## Dataset items

----

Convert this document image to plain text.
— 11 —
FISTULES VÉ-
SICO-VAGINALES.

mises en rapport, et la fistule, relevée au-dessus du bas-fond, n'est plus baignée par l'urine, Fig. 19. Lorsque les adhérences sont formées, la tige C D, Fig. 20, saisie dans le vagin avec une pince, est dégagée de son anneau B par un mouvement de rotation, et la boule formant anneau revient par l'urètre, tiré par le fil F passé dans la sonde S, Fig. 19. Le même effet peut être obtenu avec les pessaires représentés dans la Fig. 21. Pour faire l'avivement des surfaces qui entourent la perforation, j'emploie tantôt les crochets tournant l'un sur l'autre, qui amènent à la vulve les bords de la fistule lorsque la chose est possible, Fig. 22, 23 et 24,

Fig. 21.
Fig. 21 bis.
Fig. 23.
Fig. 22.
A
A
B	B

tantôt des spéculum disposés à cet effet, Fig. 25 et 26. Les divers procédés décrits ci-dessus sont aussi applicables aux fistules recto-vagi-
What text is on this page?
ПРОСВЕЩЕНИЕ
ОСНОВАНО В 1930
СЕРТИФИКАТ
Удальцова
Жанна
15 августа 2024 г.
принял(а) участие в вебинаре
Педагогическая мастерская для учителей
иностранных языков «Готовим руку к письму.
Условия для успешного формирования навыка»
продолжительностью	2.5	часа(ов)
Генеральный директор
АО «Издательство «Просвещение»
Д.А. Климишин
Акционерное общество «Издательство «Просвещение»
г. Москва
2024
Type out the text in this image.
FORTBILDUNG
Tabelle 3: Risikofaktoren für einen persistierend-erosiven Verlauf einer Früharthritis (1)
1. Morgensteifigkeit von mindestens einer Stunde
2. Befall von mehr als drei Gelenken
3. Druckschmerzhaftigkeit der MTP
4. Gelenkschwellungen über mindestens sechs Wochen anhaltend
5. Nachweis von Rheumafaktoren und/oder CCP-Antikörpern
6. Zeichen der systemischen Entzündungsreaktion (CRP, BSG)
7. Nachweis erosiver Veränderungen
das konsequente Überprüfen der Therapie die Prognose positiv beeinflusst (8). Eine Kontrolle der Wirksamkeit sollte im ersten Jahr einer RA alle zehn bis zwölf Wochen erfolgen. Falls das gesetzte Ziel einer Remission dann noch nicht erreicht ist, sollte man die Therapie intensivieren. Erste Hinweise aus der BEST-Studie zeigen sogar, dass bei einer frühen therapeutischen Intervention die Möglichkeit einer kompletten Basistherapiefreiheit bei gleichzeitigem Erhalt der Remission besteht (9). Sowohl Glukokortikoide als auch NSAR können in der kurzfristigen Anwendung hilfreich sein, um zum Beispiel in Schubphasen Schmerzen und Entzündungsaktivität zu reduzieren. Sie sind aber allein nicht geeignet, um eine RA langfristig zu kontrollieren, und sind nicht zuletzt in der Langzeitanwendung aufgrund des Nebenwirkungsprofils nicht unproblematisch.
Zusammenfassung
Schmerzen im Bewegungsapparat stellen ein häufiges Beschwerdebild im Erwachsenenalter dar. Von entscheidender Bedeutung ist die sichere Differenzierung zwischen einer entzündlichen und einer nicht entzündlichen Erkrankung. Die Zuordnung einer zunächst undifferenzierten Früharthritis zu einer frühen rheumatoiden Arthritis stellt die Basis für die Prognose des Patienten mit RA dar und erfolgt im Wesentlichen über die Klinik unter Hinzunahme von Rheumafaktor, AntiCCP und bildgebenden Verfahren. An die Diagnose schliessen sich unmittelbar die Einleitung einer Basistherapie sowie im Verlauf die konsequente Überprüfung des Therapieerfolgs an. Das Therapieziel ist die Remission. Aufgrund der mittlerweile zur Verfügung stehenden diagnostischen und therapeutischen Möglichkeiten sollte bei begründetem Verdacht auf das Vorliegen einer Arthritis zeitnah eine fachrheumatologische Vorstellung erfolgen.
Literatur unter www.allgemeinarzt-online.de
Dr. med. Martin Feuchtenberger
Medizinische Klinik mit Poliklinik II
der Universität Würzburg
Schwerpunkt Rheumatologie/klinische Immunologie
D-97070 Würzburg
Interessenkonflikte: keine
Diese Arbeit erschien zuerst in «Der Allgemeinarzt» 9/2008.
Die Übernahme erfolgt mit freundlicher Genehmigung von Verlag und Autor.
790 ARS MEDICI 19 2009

----

## Work to complete
Search the listing above for the string "Издательство". Copy every line that contains it.

## Answer
АО «Издательство «Просвещение»
Акционерное общество «Издательство «Просвещение»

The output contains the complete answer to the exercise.